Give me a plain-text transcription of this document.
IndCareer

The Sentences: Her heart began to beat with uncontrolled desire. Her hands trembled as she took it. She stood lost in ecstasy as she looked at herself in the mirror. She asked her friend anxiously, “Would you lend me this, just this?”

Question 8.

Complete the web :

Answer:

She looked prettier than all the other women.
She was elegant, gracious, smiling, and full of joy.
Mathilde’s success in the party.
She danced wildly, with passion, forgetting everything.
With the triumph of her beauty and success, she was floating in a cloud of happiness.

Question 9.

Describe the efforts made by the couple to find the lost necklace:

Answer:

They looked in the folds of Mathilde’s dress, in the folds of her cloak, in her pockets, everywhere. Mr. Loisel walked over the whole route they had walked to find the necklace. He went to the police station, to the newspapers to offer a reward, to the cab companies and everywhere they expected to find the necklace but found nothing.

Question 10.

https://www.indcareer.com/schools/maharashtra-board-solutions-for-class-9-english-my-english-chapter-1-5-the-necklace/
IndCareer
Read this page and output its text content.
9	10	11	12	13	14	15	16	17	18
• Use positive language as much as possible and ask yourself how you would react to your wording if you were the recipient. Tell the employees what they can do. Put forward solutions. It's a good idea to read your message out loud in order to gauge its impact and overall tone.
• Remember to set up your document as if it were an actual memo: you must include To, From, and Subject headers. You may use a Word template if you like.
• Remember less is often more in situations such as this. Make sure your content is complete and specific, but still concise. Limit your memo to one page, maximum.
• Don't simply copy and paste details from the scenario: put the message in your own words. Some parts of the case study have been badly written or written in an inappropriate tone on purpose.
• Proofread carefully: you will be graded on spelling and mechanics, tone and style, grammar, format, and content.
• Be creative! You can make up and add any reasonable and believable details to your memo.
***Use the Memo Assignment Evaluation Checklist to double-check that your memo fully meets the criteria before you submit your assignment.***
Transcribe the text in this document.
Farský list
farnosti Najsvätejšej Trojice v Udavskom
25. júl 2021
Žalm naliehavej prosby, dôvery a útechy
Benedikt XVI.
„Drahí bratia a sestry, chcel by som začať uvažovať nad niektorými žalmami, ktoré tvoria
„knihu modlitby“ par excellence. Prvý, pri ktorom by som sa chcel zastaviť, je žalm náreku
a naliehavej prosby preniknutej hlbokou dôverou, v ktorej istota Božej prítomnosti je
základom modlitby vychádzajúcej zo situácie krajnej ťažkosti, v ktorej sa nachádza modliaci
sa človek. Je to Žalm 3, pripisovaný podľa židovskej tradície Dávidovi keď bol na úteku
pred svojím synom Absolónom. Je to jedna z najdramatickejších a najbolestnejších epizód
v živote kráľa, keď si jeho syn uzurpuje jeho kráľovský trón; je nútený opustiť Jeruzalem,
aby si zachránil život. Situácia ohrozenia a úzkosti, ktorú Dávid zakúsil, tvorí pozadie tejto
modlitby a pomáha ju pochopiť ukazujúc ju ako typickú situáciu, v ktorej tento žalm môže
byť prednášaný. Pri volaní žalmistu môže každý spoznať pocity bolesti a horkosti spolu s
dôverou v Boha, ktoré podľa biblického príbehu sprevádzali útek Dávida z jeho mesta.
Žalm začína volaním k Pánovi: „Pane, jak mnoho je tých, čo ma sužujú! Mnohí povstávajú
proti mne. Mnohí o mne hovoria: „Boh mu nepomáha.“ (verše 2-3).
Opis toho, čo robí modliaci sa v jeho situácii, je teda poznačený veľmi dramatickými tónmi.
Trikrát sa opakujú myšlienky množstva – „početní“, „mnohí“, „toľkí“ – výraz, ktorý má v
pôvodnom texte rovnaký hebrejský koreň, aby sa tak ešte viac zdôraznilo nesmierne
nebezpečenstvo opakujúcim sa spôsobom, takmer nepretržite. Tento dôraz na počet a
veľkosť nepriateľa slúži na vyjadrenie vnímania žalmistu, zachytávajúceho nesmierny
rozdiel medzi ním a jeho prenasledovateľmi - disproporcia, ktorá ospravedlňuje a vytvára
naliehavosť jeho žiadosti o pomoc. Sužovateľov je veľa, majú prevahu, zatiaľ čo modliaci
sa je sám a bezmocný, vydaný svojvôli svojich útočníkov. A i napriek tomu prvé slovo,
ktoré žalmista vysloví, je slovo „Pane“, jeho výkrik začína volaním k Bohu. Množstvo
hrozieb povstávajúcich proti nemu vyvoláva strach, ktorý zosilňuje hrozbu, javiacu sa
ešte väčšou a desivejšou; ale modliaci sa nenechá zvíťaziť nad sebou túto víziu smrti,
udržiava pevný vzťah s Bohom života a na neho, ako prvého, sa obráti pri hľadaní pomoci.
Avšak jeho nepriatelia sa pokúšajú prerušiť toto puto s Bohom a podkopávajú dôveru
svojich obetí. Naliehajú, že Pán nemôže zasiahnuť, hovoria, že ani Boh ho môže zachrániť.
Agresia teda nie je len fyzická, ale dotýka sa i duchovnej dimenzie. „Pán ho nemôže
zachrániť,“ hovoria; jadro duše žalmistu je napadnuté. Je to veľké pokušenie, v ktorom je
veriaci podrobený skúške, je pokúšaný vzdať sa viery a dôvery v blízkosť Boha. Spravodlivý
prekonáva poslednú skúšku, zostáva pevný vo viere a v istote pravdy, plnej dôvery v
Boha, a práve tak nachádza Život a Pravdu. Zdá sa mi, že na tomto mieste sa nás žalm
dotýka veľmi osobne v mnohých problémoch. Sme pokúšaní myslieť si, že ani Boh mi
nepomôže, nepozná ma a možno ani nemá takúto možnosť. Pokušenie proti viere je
============
→ **JOB**
Pick each line holding the word "zachrániť" out of the listing.

→ **CORRECT ANSWER**
svojich obetí. Naliehajú, že Pán nemôže zasiahnuť, hovoria, že ani Boh ho môže zachrániť.
zachrániť,“ hovoria; jadro duše žalmistu je napadnuté. Je to veľké pokušenie, v ktorom je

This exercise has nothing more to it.